** GOAL **
Count the lines below that contain the word "rank" and give only that number.

** EXCERPTED DATA **
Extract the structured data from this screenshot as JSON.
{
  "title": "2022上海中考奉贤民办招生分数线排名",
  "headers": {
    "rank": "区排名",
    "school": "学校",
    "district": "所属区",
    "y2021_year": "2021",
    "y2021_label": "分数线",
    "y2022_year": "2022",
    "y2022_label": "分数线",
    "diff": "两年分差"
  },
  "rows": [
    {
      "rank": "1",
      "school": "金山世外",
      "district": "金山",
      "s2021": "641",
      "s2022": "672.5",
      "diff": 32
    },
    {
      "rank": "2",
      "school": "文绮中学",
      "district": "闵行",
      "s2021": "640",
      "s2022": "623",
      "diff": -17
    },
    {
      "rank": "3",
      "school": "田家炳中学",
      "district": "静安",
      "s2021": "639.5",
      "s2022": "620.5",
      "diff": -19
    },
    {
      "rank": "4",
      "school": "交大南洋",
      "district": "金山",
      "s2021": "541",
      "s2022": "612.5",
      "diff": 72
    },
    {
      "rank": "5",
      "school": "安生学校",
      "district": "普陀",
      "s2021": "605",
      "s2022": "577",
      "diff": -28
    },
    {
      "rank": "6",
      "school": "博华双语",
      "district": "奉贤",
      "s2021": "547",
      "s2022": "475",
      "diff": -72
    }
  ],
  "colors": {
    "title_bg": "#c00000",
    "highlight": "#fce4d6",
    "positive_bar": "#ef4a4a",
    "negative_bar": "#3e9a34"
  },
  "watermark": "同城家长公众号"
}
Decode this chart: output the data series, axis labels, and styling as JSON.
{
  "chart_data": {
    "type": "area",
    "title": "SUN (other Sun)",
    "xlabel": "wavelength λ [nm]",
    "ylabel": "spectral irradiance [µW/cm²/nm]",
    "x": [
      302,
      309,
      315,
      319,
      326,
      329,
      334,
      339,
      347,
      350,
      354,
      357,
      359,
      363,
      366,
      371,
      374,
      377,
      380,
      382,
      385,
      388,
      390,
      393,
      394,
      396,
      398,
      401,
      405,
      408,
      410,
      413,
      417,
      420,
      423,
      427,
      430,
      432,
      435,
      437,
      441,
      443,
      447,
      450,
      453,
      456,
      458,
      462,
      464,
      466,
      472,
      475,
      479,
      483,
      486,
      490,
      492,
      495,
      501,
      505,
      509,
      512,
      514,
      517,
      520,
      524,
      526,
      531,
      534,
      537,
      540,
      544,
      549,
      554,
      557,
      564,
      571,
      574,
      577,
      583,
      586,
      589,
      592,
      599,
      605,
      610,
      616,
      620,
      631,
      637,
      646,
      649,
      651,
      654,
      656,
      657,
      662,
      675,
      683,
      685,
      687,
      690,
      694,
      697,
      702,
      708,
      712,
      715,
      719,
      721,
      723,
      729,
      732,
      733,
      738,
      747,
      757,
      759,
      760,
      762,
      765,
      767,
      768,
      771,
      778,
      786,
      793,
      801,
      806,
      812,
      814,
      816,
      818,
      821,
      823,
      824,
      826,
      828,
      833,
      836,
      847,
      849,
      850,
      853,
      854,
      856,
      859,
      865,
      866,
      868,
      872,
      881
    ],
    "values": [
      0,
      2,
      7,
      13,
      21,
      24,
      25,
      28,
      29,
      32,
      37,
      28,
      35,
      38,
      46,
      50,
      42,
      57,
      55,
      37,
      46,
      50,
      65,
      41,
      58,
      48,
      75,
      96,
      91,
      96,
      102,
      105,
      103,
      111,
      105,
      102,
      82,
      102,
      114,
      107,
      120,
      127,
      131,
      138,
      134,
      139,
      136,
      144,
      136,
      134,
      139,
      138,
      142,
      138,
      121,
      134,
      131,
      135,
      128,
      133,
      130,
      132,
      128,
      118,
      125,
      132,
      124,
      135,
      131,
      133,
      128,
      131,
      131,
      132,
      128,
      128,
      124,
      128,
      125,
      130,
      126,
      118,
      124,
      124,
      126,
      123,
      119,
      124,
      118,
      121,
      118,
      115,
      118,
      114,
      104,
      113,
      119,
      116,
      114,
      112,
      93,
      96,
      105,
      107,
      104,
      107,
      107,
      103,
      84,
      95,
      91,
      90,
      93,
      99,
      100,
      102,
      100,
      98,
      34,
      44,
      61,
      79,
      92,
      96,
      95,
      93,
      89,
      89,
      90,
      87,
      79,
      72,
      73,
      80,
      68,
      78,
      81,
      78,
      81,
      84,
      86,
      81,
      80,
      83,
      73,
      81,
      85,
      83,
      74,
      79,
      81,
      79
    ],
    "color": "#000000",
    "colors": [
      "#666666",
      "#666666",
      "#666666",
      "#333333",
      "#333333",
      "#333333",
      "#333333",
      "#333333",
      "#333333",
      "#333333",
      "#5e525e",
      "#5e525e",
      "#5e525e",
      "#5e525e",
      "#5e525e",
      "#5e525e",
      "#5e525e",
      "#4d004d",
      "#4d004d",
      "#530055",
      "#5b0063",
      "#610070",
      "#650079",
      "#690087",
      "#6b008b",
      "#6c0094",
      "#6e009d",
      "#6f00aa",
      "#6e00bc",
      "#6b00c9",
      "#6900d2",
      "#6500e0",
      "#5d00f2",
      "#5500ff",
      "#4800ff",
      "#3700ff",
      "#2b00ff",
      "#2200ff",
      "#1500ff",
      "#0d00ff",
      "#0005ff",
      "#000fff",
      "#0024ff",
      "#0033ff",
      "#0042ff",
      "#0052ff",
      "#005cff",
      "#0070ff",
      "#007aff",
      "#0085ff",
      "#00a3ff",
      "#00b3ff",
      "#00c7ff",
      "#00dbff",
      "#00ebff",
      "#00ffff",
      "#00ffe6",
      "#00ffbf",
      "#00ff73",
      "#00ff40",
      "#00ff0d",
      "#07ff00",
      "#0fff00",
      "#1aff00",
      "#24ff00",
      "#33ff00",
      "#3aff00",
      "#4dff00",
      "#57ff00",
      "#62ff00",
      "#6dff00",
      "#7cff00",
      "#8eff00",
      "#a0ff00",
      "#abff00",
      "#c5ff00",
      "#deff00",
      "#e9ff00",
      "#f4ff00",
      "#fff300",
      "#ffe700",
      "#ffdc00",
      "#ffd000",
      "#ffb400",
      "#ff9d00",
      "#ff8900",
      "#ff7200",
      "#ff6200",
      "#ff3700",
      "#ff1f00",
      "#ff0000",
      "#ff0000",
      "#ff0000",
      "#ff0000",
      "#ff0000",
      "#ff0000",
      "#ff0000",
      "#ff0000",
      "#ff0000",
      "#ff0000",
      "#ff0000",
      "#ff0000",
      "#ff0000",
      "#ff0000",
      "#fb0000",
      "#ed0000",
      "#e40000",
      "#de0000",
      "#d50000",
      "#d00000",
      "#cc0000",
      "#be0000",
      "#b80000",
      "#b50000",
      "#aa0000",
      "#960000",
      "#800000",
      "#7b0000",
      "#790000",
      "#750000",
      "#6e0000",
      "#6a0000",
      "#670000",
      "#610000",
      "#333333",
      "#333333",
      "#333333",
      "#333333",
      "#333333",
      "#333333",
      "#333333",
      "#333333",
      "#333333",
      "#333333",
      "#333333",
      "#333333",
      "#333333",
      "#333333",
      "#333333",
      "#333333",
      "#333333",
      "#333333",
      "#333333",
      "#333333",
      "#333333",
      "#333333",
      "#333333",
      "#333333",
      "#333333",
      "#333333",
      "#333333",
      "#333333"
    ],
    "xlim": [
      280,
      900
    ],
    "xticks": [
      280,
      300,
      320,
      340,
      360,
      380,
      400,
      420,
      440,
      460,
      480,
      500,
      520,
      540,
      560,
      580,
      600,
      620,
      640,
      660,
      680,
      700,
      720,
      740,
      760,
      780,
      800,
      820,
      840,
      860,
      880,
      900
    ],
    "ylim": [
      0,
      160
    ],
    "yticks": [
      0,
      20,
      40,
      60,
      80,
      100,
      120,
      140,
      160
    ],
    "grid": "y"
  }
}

** TASK SOLUTION **
7